-- Start of Data for processing --

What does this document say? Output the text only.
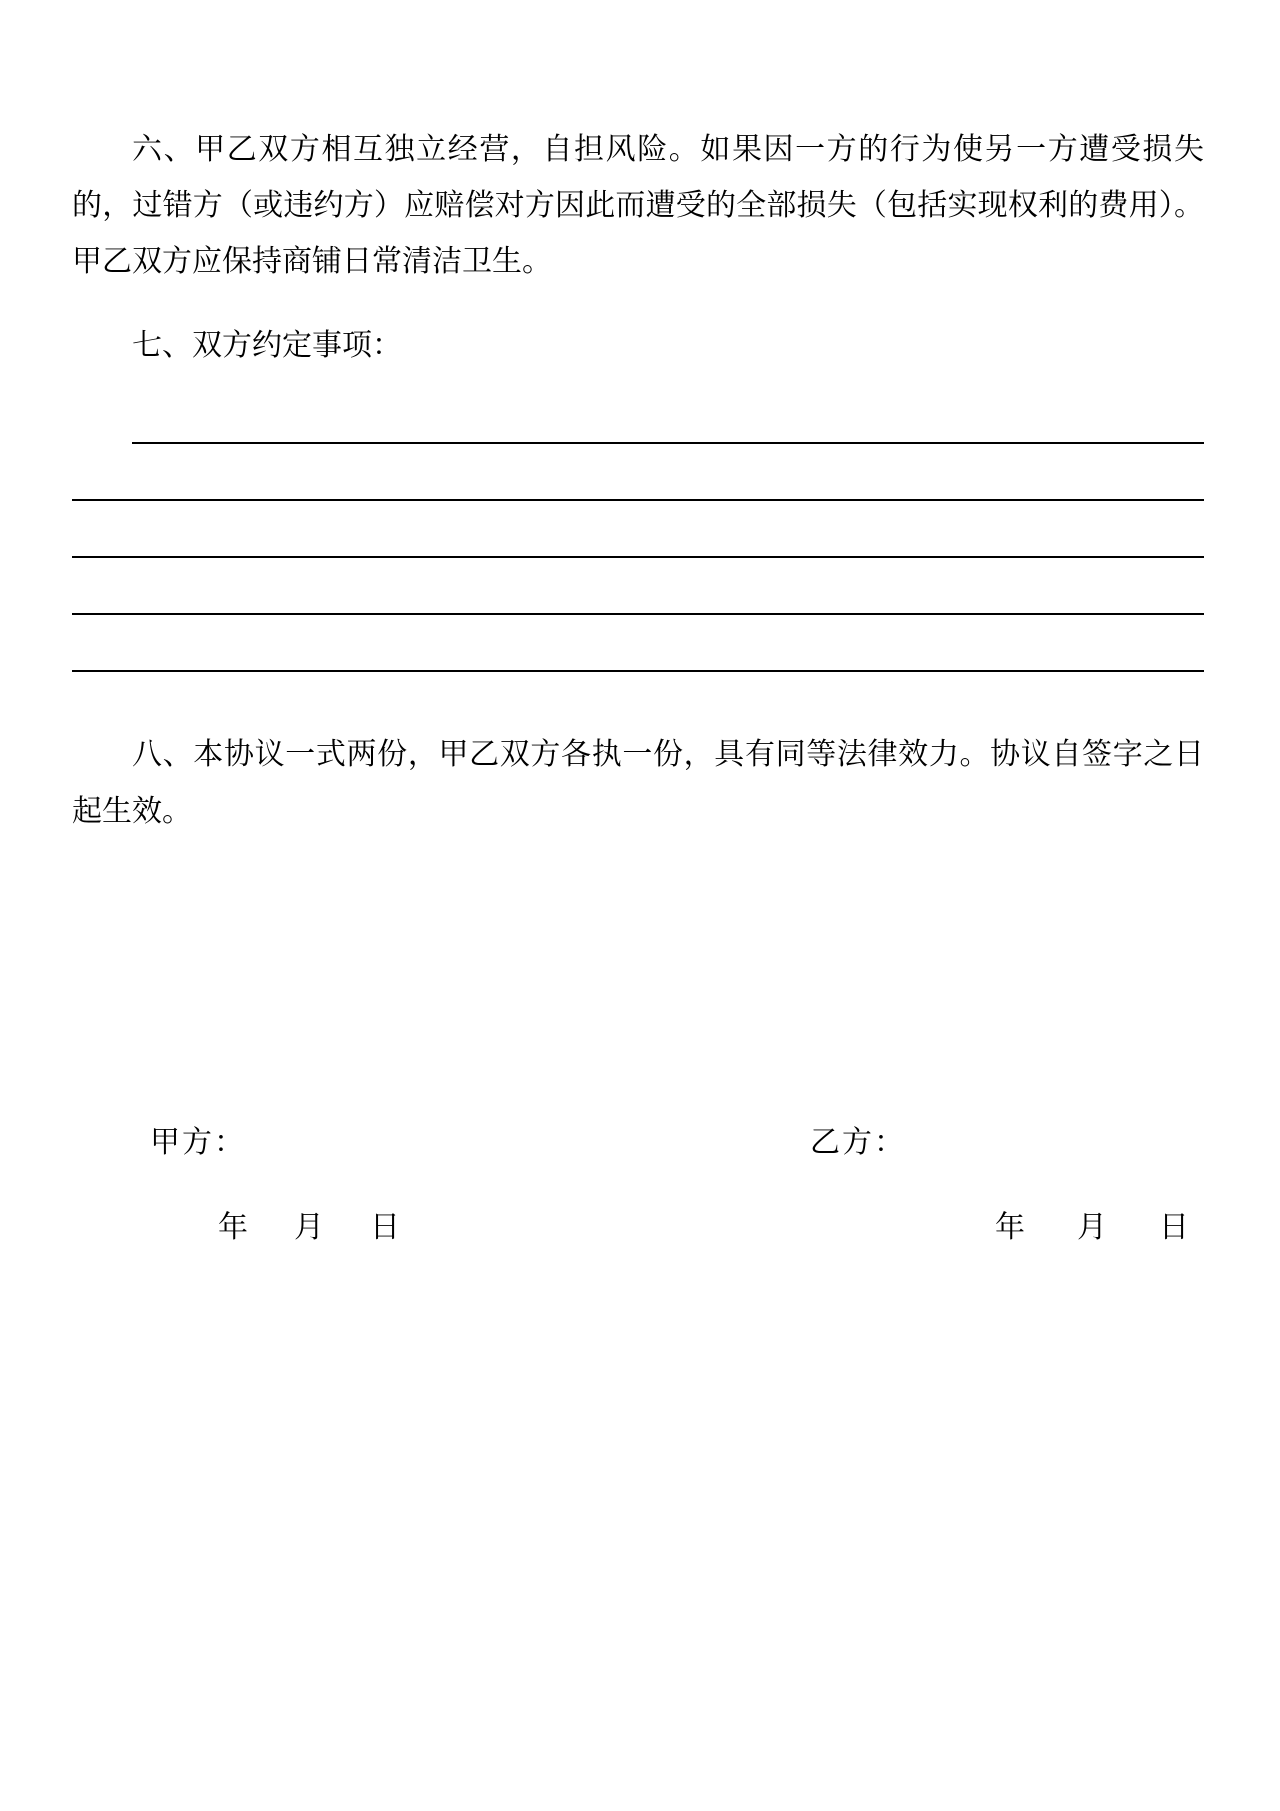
六、甲乙双方相互独立经营，自担风险。如果因一方的行为使另一方遭受损失的，过错方（或违约方）应赔偿对方因此而遭受的全部损失（包括实现权利的费用）。甲乙双方应保持商铺日常清洁卫生。

七、双方约定事项：

八、本协议一式两份，甲乙双方各执一份，具有同等法律效力。协议自签字之日起生效。

甲方：	乙方：
年 月 日	年 月 日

-- End of Data for processing --

[Work required] Reproduce each line of the records exactly, and omit every picture.

[Exercise result]
What does this document say? Output the text only.
六、甲乙双方相互独立经营，自担风险。如果因一方的行为使另一方遭受损失的，过错方（或违约方）应赔偿对方因此而遭受的全部损失（包括实现权利的费用）。甲乙双方应保持商铺日常清洁卫生。

七、双方约定事项：

八、本协议一式两份，甲乙双方各执一份，具有同等法律效力。协议自签字之日起生效。

甲方：	乙方：
年 月 日	年 月 日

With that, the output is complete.